Aim of the exercise. From the entries that follow, list every line in which the string "Anti" appears.

Working data.
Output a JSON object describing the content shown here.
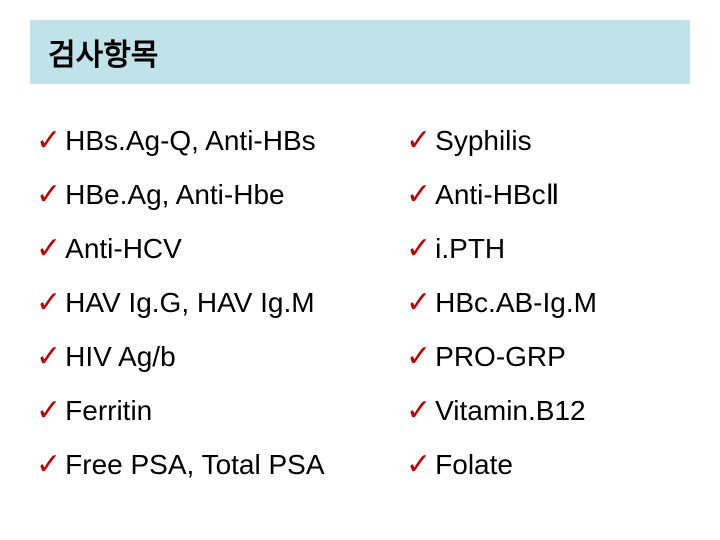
{
  "header": {
    "title": "검사항목"
  },
  "leftColumn": [
    "HBs.Ag-Q, Anti-HBs",
    "HBe.Ag, Anti-Hbe",
    "Anti-HCV",
    "HAV Ig.G, HAV Ig.M",
    "HIV Ag/b",
    "Ferritin",
    "Free PSA, Total PSA"
  ],
  "rightColumn": [
    "Syphilis",
    "Anti-HBcⅡ",
    "i.PTH",
    "HBc.AB-Ig.M",
    "PRO-GRP",
    "Vitamin.B12",
    "Folate"
  ],
  "styling": {
    "header_bg": "#bfe3e9",
    "check_color": "#c00000",
    "text_color": "#000000",
    "body_fontsize": 28,
    "header_fontsize": 30
  }
}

Solved problem.
    "HBs.Ag-Q, Anti-HBs",
    "HBe.Ag, Anti-Hbe",
    "Anti-HCV",
    "Anti-HBcⅡ",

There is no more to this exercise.